Write out the whole of the material exactly.

:::

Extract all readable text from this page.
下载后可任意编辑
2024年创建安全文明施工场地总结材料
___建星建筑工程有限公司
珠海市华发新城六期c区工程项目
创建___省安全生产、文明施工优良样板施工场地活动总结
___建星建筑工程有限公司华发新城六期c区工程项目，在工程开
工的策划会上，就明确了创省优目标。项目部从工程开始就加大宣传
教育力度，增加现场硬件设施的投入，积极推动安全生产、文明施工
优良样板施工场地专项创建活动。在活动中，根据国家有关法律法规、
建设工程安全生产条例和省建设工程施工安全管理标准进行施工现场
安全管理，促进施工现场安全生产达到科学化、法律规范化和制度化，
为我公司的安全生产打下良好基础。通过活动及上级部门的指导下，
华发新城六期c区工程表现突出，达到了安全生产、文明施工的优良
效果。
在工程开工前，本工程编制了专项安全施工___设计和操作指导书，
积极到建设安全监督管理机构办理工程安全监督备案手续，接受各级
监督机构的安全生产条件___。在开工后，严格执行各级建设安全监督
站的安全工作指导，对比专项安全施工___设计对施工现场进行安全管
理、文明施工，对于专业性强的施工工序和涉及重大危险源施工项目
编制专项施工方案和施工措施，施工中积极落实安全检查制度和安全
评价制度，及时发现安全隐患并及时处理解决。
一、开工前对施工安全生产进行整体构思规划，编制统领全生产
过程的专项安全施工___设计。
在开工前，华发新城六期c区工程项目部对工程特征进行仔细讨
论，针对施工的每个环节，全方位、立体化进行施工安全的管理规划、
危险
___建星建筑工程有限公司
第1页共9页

:::

▶ [The completed task]:
Extract all readable text from this page.
下载后可任意编辑
2024年创建安全文明施工场地总结材料
___建星建筑工程有限公司
珠海市华发新城六期c区工程项目
创建___省安全生产、文明施工优良样板施工场地活动总结
___建星建筑工程有限公司华发新城六期c区工程项目，在工程开
工的策划会上，就明确了创省优目标。项目部从工程开始就加大宣传
教育力度，增加现场硬件设施的投入，积极推动安全生产、文明施工
优良样板施工场地专项创建活动。在活动中，根据国家有关法律法规、
建设工程安全生产条例和省建设工程施工安全管理标准进行施工现场
安全管理，促进施工现场安全生产达到科学化、法律规范化和制度化，
为我公司的安全生产打下良好基础。通过活动及上级部门的指导下，
华发新城六期c区工程表现突出，达到了安全生产、文明施工的优良
效果。
在工程开工前，本工程编制了专项安全施工___设计和操作指导书，
积极到建设安全监督管理机构办理工程安全监督备案手续，接受各级
监督机构的安全生产条件___。在开工后，严格执行各级建设安全监督
站的安全工作指导，对比专项安全施工___设计对施工现场进行安全管
理、文明施工，对于专业性强的施工工序和涉及重大危险源施工项目
编制专项施工方案和施工措施，施工中积极落实安全检查制度和安全
评价制度，及时发现安全隐患并及时处理解决。
一、开工前对施工安全生产进行整体构思规划，编制统领全生产
过程的专项安全施工___设计。
在开工前，华发新城六期c区工程项目部对工程特征进行仔细讨
论，针对施工的每个环节，全方位、立体化进行施工安全的管理规划、
危险
___建星建筑工程有限公司
第1页共9页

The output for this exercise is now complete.